◆ PROBLEM DESCRIPTION:
Print each line of the listing once more, precisely as given.

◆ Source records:
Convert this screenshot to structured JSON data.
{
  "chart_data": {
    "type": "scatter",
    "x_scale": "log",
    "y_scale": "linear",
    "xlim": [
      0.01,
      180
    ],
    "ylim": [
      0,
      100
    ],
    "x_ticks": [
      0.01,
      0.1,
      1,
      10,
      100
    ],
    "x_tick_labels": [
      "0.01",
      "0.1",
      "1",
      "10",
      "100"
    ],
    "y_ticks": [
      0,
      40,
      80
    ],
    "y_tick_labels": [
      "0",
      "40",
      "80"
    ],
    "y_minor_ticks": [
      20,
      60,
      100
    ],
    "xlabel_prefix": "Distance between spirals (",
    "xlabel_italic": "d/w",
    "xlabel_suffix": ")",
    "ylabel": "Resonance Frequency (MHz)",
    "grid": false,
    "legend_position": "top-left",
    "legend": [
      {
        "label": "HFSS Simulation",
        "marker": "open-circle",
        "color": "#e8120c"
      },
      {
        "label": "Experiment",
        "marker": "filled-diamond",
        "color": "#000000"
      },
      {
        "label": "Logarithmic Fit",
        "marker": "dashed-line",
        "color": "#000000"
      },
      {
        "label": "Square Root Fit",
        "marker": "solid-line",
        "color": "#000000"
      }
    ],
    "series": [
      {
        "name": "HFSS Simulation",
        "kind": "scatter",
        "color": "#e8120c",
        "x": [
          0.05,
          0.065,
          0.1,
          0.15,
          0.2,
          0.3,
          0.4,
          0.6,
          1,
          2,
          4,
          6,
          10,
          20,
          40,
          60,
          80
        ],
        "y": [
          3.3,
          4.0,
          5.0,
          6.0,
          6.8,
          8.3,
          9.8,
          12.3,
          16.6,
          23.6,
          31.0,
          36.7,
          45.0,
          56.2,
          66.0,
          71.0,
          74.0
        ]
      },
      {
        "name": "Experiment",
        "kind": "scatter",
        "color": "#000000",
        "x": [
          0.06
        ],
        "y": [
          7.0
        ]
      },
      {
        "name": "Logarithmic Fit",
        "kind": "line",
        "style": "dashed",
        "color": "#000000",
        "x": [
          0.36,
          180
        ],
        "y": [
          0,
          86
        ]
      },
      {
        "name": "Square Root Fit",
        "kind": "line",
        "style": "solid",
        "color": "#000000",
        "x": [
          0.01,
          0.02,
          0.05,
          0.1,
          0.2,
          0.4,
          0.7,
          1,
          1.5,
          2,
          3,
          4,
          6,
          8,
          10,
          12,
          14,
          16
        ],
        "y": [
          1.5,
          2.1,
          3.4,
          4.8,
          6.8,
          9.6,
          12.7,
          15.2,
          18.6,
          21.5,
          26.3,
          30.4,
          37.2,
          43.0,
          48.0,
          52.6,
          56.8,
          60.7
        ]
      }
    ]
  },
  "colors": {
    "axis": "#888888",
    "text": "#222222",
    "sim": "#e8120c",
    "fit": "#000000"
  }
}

◆ SOLUTION FOR THIS TASK:
Convert this screenshot to structured JSON data.
{
  "chart_data": {
    "type": "scatter",
    "x_scale": "log",
    "y_scale": "linear",
    "xlim": [
      0.01,
      180
    ],
    "ylim": [
      0,
      100
    ],
    "x_ticks": [
      0.01,
      0.1,
      1,
      10,
      100
    ],
    "x_tick_labels": [
      "0.01",
      "0.1",
      "1",
      "10",
      "100"
    ],
    "y_ticks": [
      0,
      40,
      80
    ],
    "y_tick_labels": [
      "0",
      "40",
      "80"
    ],
    "y_minor_ticks": [
      20,
      60,
      100
    ],
    "xlabel_prefix": "Distance between spirals (",
    "xlabel_italic": "d/w",
    "xlabel_suffix": ")",
    "ylabel": "Resonance Frequency (MHz)",
    "grid": false,
    "legend_position": "top-left",
    "legend": [
      {
        "label": "HFSS Simulation",
        "marker": "open-circle",
        "color": "#e8120c"
      },
      {
        "label": "Experiment",
        "marker": "filled-diamond",
        "color": "#000000"
      },
      {
        "label": "Logarithmic Fit",
        "marker": "dashed-line",
        "color": "#000000"
      },
      {
        "label": "Square Root Fit",
        "marker": "solid-line",
        "color": "#000000"
      }
    ],
    "series": [
      {
        "name": "HFSS Simulation",
        "kind": "scatter",
        "color": "#e8120c",
        "x": [
          0.05,
          0.065,
          0.1,
          0.15,
          0.2,
          0.3,
          0.4,
          0.6,
          1,
          2,
          4,
          6,
          10,
          20,
          40,
          60,
          80
        ],
        "y": [
          3.3,
          4.0,
          5.0,
          6.0,
          6.8,
          8.3,
          9.8,
          12.3,
          16.6,
          23.6,
          31.0,
          36.7,
          45.0,
          56.2,
          66.0,
          71.0,
          74.0
        ]
      },
      {
        "name": "Experiment",
        "kind": "scatter",
        "color": "#000000",
        "x": [
          0.06
        ],
        "y": [
          7.0
        ]
      },
      {
        "name": "Logarithmic Fit",
        "kind": "line",
        "style": "dashed",
        "color": "#000000",
        "x": [
          0.36,
          180
        ],
        "y": [
          0,
          86
        ]
      },
      {
        "name": "Square Root Fit",
        "kind": "line",
        "style": "solid",
        "color": "#000000",
        "x": [
          0.01,
          0.02,
          0.05,
          0.1,
          0.2,
          0.4,
          0.7,
          1,
          1.5,
          2,
          3,
          4,
          6,
          8,
          10,
          12,
          14,
          16
        ],
        "y": [
          1.5,
          2.1,
          3.4,
          4.8,
          6.8,
          9.6,
          12.7,
          15.2,
          18.6,
          21.5,
          26.3,
          30.4,
          37.2,
          43.0,
          48.0,
          52.6,
          56.8,
          60.7
        ]
      }
    ]
  },
  "colors": {
    "axis": "#888888",
    "text": "#222222",
    "sim": "#e8120c",
    "fit": "#000000"
  }
}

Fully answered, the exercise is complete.